** BEGIN Exercise data **

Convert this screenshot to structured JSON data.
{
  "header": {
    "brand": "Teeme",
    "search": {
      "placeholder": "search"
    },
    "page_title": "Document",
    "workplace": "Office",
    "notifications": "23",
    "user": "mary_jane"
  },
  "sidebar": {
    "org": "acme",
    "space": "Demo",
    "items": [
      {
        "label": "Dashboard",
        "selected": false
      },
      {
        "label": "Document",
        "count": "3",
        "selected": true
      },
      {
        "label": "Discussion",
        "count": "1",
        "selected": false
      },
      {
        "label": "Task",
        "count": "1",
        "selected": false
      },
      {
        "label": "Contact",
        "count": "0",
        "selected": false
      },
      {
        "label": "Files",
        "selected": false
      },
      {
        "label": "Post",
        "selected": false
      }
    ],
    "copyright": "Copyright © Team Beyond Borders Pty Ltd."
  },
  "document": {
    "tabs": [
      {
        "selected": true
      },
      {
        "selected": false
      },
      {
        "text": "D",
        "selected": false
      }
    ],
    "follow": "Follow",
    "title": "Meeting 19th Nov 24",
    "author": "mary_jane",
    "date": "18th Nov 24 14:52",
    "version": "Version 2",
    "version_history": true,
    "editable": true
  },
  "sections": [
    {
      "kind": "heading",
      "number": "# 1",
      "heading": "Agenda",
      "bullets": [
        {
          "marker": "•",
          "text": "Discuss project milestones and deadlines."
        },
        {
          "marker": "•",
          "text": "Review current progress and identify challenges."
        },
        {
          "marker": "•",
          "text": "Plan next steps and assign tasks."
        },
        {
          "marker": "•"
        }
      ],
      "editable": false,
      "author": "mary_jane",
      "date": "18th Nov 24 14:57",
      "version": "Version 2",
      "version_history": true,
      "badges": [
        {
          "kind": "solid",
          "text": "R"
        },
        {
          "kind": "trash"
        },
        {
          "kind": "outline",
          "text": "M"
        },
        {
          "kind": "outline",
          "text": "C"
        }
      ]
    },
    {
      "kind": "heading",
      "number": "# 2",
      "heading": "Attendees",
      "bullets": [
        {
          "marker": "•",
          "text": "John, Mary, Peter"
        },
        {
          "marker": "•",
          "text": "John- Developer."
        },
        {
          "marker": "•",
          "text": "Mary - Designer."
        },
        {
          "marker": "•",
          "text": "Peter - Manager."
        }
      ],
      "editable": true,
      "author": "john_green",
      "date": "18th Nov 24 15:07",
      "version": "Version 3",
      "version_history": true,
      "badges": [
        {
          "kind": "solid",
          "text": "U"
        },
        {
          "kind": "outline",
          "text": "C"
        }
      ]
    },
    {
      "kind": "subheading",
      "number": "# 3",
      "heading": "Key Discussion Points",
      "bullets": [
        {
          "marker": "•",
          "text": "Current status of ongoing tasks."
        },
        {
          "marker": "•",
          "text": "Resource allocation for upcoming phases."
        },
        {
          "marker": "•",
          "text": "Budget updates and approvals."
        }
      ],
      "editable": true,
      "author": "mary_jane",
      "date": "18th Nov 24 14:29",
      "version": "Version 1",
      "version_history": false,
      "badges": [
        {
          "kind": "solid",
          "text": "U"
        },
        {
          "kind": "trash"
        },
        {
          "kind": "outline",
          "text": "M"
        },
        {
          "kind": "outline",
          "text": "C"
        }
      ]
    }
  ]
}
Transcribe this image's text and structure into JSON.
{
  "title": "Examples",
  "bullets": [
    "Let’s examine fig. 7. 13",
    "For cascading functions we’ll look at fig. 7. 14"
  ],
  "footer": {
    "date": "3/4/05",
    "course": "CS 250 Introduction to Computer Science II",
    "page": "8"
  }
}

** END Exercise data **

Aim
From the line with "Transcribe this image's" to the last line of the material, give every line again exactly, and only those lines.

Result of this task
Transcribe this image's text and structure into JSON.
{
  "title": "Examples",
  "bullets": [
    "Let’s examine fig. 7. 13",
    "For cascading functions we’ll look at fig. 7. 14"
  ],
  "footer": {
    "date": "3/4/05",
    "course": "CS 250 Introduction to Computer Science II",
    "page": "8"
  }
}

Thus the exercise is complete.